Copy out the data below as written; omit any images.
— BEGIN The data —
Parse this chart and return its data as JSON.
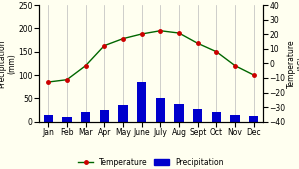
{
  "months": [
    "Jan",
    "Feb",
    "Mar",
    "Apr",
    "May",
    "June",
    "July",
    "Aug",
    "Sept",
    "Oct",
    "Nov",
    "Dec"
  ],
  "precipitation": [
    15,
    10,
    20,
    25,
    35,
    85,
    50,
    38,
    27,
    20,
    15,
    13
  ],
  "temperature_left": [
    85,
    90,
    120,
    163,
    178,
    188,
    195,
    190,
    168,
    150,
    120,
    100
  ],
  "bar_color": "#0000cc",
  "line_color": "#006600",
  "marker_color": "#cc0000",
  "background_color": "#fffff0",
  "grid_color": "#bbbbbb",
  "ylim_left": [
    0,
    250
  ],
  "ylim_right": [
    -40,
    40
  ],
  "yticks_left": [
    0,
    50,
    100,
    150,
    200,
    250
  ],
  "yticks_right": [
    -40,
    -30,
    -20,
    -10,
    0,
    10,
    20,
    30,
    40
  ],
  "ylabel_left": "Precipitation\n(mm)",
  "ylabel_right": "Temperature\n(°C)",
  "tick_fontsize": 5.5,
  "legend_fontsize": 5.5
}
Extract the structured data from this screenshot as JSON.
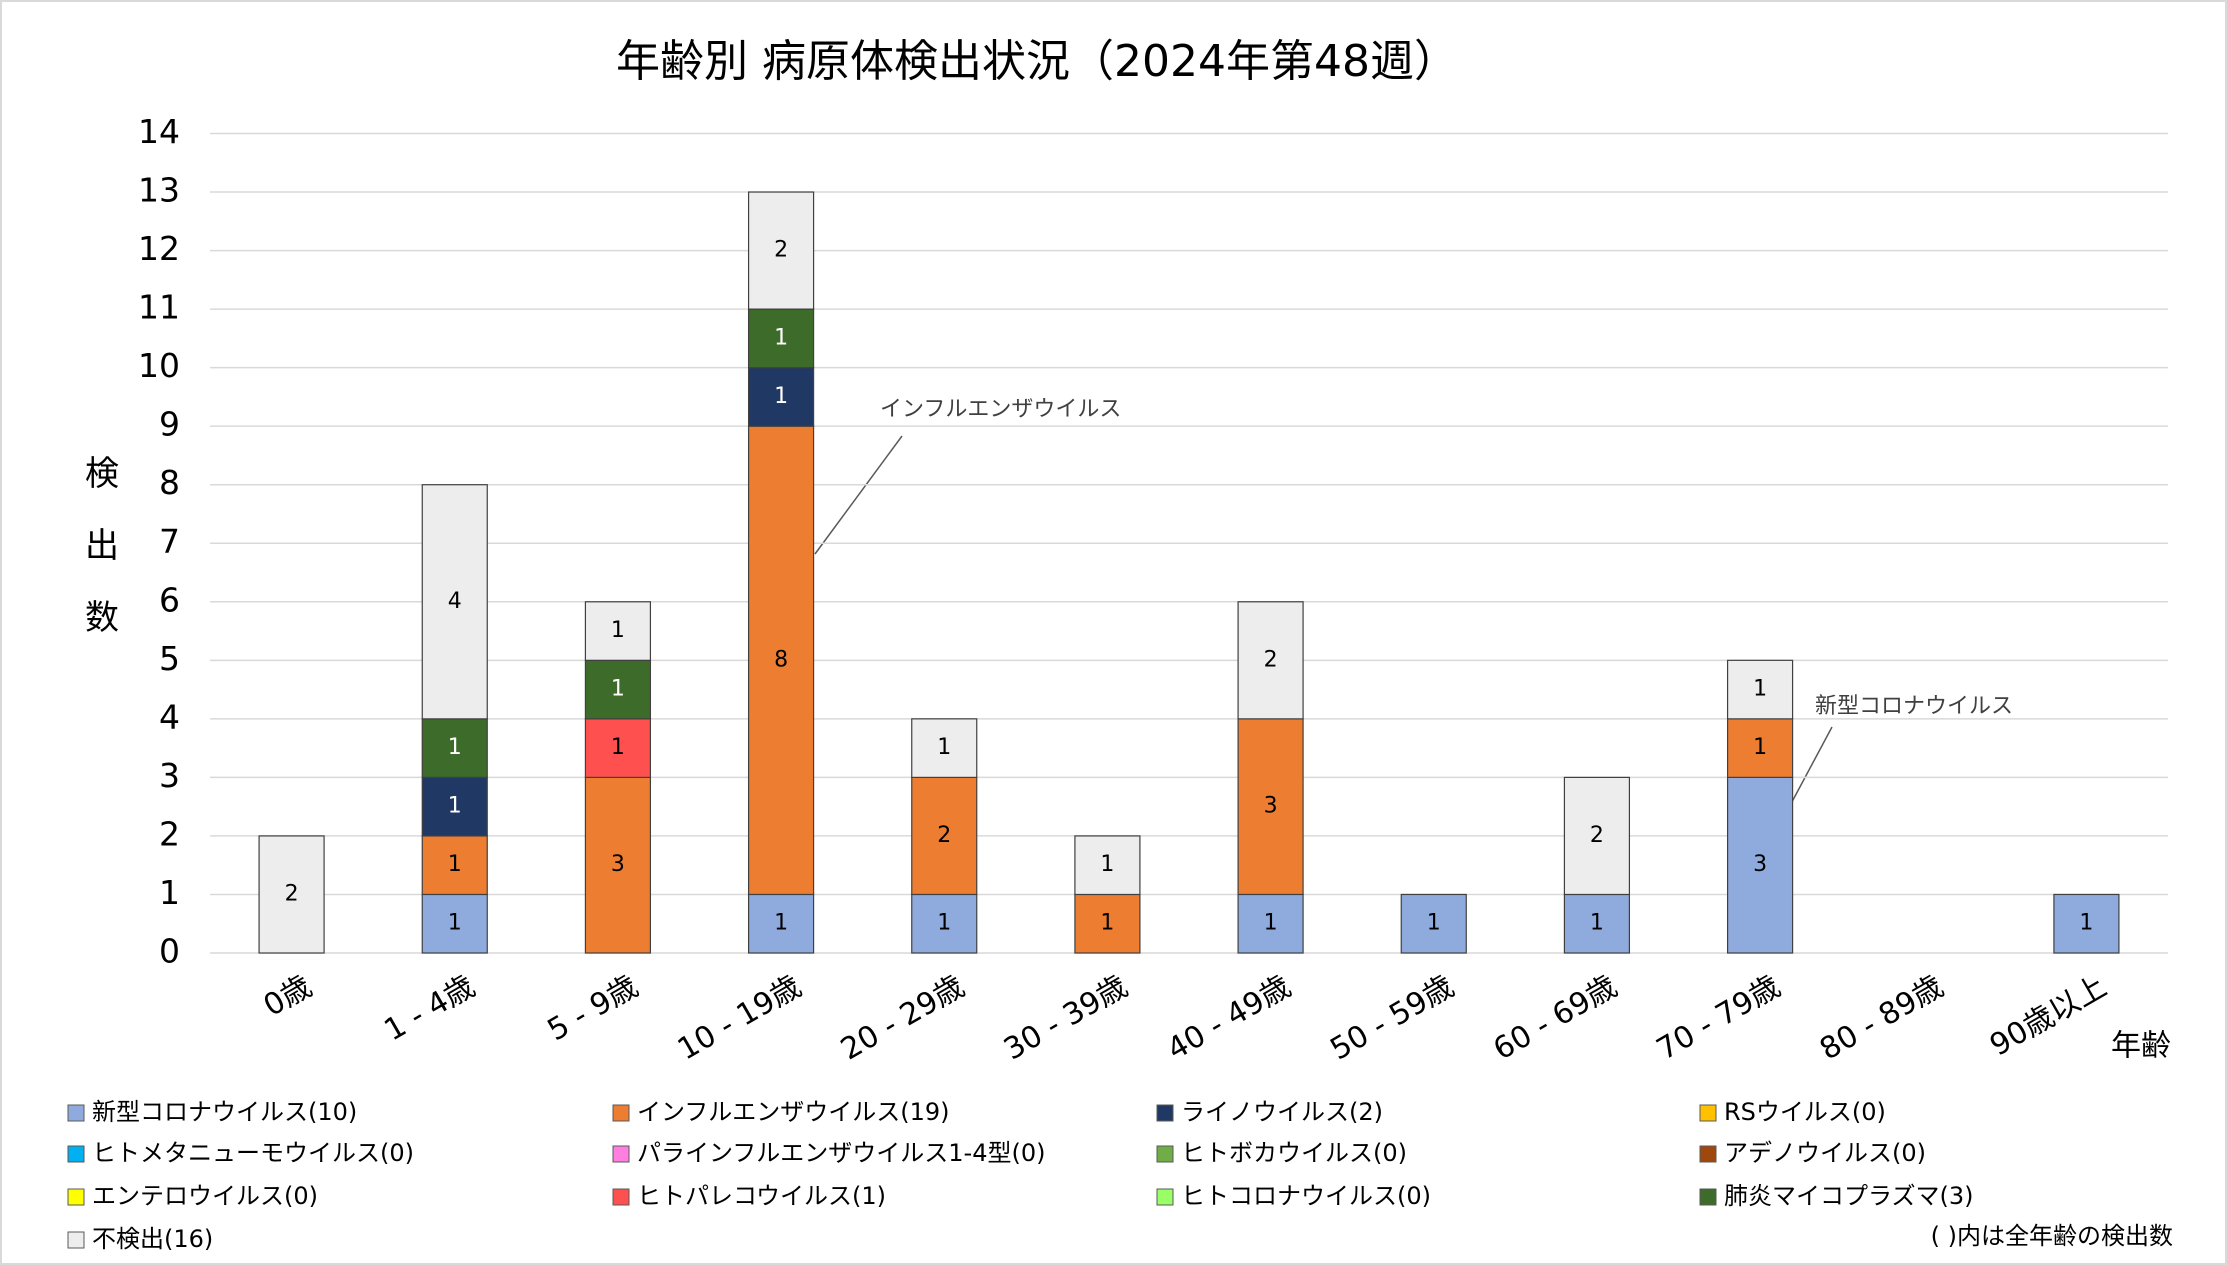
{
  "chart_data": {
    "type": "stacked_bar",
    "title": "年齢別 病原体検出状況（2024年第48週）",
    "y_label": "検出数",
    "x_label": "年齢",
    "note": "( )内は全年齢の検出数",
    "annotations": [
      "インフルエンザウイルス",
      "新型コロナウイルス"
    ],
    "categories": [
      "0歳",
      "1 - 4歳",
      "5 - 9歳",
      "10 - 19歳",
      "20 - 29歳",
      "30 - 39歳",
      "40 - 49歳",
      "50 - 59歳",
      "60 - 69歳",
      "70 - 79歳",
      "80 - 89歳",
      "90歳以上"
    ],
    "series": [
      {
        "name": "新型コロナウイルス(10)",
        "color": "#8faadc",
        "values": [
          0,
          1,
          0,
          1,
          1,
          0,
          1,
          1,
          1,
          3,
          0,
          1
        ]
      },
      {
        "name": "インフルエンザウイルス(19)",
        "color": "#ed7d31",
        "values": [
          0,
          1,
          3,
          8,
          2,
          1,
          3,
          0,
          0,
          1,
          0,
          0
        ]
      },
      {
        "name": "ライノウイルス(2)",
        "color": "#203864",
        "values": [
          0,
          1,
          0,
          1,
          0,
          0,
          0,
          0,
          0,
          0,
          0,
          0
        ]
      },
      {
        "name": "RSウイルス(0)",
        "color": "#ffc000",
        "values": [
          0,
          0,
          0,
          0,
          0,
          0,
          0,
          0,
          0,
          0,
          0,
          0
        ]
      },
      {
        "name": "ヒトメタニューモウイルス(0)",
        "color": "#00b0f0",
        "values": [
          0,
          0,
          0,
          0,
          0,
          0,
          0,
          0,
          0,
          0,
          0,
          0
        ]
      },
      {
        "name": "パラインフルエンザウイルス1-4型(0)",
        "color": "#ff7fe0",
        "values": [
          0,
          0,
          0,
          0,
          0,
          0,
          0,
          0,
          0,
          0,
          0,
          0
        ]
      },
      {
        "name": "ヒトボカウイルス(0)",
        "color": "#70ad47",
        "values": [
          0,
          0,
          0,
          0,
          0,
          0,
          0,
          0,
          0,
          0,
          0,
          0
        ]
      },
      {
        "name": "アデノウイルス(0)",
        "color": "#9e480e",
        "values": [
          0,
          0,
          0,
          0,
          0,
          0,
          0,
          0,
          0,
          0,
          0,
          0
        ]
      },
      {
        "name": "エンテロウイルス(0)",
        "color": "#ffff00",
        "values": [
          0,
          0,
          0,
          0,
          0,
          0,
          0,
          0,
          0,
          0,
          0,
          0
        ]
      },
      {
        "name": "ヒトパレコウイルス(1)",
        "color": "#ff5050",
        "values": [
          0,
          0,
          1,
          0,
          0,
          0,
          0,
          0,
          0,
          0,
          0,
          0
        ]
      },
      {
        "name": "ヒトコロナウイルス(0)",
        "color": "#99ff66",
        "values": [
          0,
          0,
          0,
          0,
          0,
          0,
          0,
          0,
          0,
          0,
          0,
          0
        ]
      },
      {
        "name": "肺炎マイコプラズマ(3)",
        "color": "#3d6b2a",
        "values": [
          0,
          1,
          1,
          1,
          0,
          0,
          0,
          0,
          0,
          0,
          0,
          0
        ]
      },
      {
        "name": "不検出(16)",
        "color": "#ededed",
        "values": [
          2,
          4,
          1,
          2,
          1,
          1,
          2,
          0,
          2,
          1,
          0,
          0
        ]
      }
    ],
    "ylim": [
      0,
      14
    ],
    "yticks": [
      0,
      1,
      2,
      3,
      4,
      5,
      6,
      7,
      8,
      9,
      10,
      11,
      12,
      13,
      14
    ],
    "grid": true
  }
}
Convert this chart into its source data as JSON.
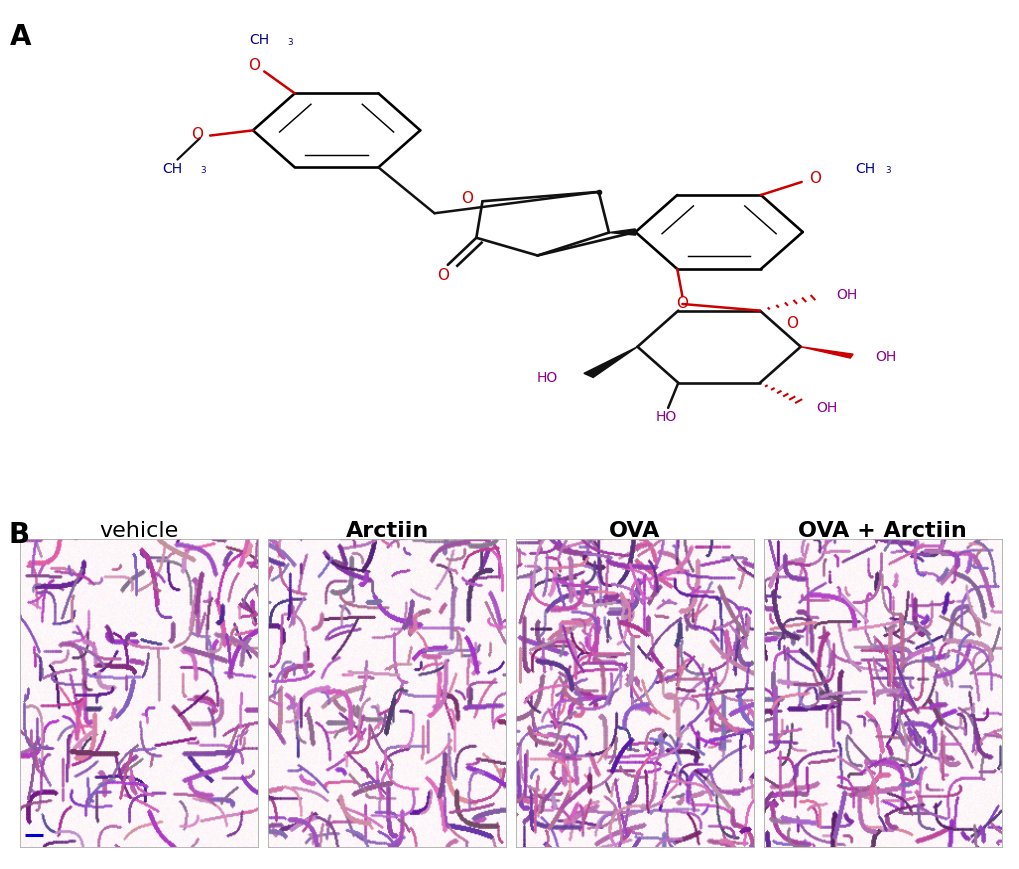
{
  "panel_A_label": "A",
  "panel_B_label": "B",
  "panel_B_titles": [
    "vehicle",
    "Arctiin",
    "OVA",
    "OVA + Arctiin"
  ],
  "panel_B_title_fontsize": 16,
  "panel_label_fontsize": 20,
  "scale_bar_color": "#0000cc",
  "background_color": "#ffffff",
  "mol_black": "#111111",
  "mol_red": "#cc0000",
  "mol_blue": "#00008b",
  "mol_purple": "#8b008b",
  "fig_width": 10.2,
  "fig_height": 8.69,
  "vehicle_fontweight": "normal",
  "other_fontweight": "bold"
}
— END The data —
- [Task answer]
Parse this chart and return its data as JSON.
{
  "months": [
    "Jan",
    "Feb",
    "Mar",
    "Apr",
    "May",
    "June",
    "July",
    "Aug",
    "Sept",
    "Oct",
    "Nov",
    "Dec"
  ],
  "precipitation": [
    15,
    10,
    20,
    25,
    35,
    85,
    50,
    38,
    27,
    20,
    15,
    13
  ],
  "temperature_left": [
    85,
    90,
    120,
    163,
    178,
    188,
    195,
    190,
    168,
    150,
    120,
    100
  ],
  "bar_color": "#0000cc",
  "line_color": "#006600",
  "marker_color": "#cc0000",
  "background_color": "#fffff0",
  "grid_color": "#bbbbbb",
  "ylim_left": [
    0,
    250
  ],
  "ylim_right": [
    -40,
    40
  ],
  "yticks_left": [
    0,
    50,
    100,
    150,
    200,
    250
  ],
  "yticks_right": [
    -40,
    -30,
    -20,
    -10,
    0,
    10,
    20,
    30,
    40
  ],
  "ylabel_left": "Precipitation\n(mm)",
  "ylabel_right": "Temperature\n(°C)",
  "tick_fontsize": 5.5,
  "legend_fontsize": 5.5
}
Extract the structured data from this screenshot as JSON.
{
  "chart_data": {
    "type": "stacked_bar",
    "title": "年齢別 病原体検出状況（2024年第48週）",
    "y_label": "検出数",
    "x_label": "年齢",
    "note": "( )内は全年齢の検出数",
    "annotations": [
      "インフルエンザウイルス",
      "新型コロナウイルス"
    ],
    "categories": [
      "0歳",
      "1 - 4歳",
      "5 - 9歳",
      "10 - 19歳",
      "20 - 29歳",
      "30 - 39歳",
      "40 - 49歳",
      "50 - 59歳",
      "60 - 69歳",
      "70 - 79歳",
      "80 - 89歳",
      "90歳以上"
    ],
    "series": [
      {
        "name": "新型コロナウイルス(10)",
        "color": "#8faadc",
        "values": [
          0,
          1,
          0,
          1,
          1,
          0,
          1,
          1,
          1,
          3,
          0,
          1
        ]
      },
      {
        "name": "インフルエンザウイルス(19)",
        "color": "#ed7d31",
        "values": [
          0,
          1,
          3,
          8,
          2,
          1,
          3,
          0,
          0,
          1,
          0,
          0
        ]
      },
      {
        "name": "ライノウイルス(2)",
        "color": "#203864",
        "values": [
          0,
          1,
          0,
          1,
          0,
          0,
          0,
          0,
          0,
          0,
          0,
          0
        ]
      },
      {
        "name": "RSウイルス(0)",
        "color": "#ffc000",
        "values": [
          0,
          0,
          0,
          0,
          0,
          0,
          0,
          0,
          0,
          0,
          0,
          0
        ]
      },
      {
        "name": "ヒトメタニューモウイルス(0)",
        "color": "#00b0f0",
        "values": [
          0,
          0,
          0,
          0,
          0,
          0,
          0,
          0,
          0,
          0,
          0,
          0
        ]
      },
      {
        "name": "パラインフルエンザウイルス1-4型(0)",
        "color": "#ff7fe0",
        "values": [
          0,
          0,
          0,
          0,
          0,
          0,
          0,
          0,
          0,
          0,
          0,
          0
        ]
      },
      {
        "name": "ヒトボカウイルス(0)",
        "color": "#70ad47",
        "values": [
          0,
          0,
          0,
          0,
          0,
          0,
          0,
          0,
          0,
          0,
          0,
          0
        ]
      },
      {
        "name": "アデノウイルス(0)",
        "color": "#9e480e",
        "values": [
          0,
          0,
          0,
          0,
          0,
          0,
          0,
          0,
          0,
          0,
          0,
          0
        ]
      },
      {
        "name": "エンテロウイルス(0)",
        "color": "#ffff00",
        "values": [
          0,
          0,
          0,
          0,
          0,
          0,
          0,
          0,
          0,
          0,
          0,
          0
        ]
      },
      {
        "name": "ヒトパレコウイルス(1)",
        "color": "#ff5050",
        "values": [
          0,
          0,
          1,
          0,
          0,
          0,
          0,
          0,
          0,
          0,
          0,
          0
        ]
      },
      {
        "name": "ヒトコロナウイルス(0)",
        "color": "#99ff66",
        "values": [
          0,
          0,
          0,
          0,
          0,
          0,
          0,
          0,
          0,
          0,
          0,
          0
        ]
      },
      {
        "name": "肺炎マイコプラズマ(3)",
        "color": "#3d6b2a",
        "values": [
          0,
          1,
          1,
          1,
          0,
          0,
          0,
          0,
          0,
          0,
          0,
          0
        ]
      },
      {
        "name": "不検出(16)",
        "color": "#ededed",
        "values": [
          2,
          4,
          1,
          2,
          1,
          1,
          2,
          0,
          2,
          1,
          0,
          0
        ]
      }
    ],
    "ylim": [
      0,
      14
    ],
    "yticks": [
      0,
      1,
      2,
      3,
      4,
      5,
      6,
      7,
      8,
      9,
      10,
      11,
      12,
      13,
      14
    ],
    "grid": true
  }
}
Convert this chart into its source data as JSON.
{
  "panel_A_label": "A",
  "panel_B_label": "B",
  "panel_B_titles": [
    "vehicle",
    "Arctiin",
    "OVA",
    "OVA + Arctiin"
  ],
  "panel_B_title_fontsize": 16,
  "panel_label_fontsize": 20,
  "scale_bar_color": "#0000cc",
  "background_color": "#ffffff",
  "mol_black": "#111111",
  "mol_red": "#cc0000",
  "mol_blue": "#00008b",
  "mol_purple": "#8b008b",
  "fig_width": 10.2,
  "fig_height": 8.69,
  "vehicle_fontweight": "normal",
  "other_fontweight": "bold"
}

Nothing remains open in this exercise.